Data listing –
# # # #
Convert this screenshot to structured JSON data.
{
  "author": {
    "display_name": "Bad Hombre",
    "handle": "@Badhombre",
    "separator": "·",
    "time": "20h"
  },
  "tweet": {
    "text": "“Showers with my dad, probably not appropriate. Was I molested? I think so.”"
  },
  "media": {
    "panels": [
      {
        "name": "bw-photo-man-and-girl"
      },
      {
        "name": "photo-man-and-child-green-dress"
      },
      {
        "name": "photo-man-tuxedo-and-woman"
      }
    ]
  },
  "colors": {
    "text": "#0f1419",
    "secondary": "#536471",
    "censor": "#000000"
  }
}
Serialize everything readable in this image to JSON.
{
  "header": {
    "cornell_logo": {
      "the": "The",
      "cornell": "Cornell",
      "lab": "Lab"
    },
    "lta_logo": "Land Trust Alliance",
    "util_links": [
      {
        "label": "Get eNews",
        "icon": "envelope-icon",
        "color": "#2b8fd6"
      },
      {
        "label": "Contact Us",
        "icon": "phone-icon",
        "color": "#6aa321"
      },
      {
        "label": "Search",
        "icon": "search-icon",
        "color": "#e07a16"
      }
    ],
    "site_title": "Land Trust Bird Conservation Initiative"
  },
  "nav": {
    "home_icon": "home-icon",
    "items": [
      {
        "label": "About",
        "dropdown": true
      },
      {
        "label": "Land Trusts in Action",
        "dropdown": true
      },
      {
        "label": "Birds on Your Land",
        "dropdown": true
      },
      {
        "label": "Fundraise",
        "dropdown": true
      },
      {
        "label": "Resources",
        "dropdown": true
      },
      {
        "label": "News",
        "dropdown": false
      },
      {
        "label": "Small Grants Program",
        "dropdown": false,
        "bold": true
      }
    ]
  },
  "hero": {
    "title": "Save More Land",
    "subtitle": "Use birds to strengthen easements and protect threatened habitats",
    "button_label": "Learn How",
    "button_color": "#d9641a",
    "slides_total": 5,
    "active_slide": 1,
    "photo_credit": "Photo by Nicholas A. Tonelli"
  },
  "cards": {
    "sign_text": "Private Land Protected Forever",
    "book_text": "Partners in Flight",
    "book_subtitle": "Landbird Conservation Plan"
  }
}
# # # #
Each line of the material above must be retyped precisely.

Convert this screenshot to structured JSON data.
{
  "author": {
    "display_name": "Bad Hombre",
    "handle": "@Badhombre",
    "separator": "·",
    "time": "20h"
  },
  "tweet": {
    "text": "“Showers with my dad, probably not appropriate. Was I molested? I think so.”"
  },
  "media": {
    "panels": [
      {
        "name": "bw-photo-man-and-girl"
      },
      {
        "name": "photo-man-and-child-green-dress"
      },
      {
        "name": "photo-man-tuxedo-and-woman"
      }
    ]
  },
  "colors": {
    "text": "#0f1419",
    "secondary": "#536471",
    "censor": "#000000"
  }
}
Serialize everything readable in this image to JSON.
{
  "header": {
    "cornell_logo": {
      "the": "The",
      "cornell": "Cornell",
      "lab": "Lab"
    },
    "lta_logo": "Land Trust Alliance",
    "util_links": [
      {
        "label": "Get eNews",
        "icon": "envelope-icon",
        "color": "#2b8fd6"
      },
      {
        "label": "Contact Us",
        "icon": "phone-icon",
        "color": "#6aa321"
      },
      {
        "label": "Search",
        "icon": "search-icon",
        "color": "#e07a16"
      }
    ],
    "site_title": "Land Trust Bird Conservation Initiative"
  },
  "nav": {
    "home_icon": "home-icon",
    "items": [
      {
        "label": "About",
        "dropdown": true
      },
      {
        "label": "Land Trusts in Action",
        "dropdown": true
      },
      {
        "label": "Birds on Your Land",
        "dropdown": true
      },
      {
        "label": "Fundraise",
        "dropdown": true
      },
      {
        "label": "Resources",
        "dropdown": true
      },
      {
        "label": "News",
        "dropdown": false
      },
      {
        "label": "Small Grants Program",
        "dropdown": false,
        "bold": true
      }
    ]
  },
  "hero": {
    "title": "Save More Land",
    "subtitle": "Use birds to strengthen easements and protect threatened habitats",
    "button_label": "Learn How",
    "button_color": "#d9641a",
    "slides_total": 5,
    "active_slide": 1,
    "photo_credit": "Photo by Nicholas A. Tonelli"
  },
  "cards": {
    "sign_text": "Private Land Protected Forever",
    "book_text": "Partners in Flight",
    "book_subtitle": "Landbird Conservation Plan"
  }
}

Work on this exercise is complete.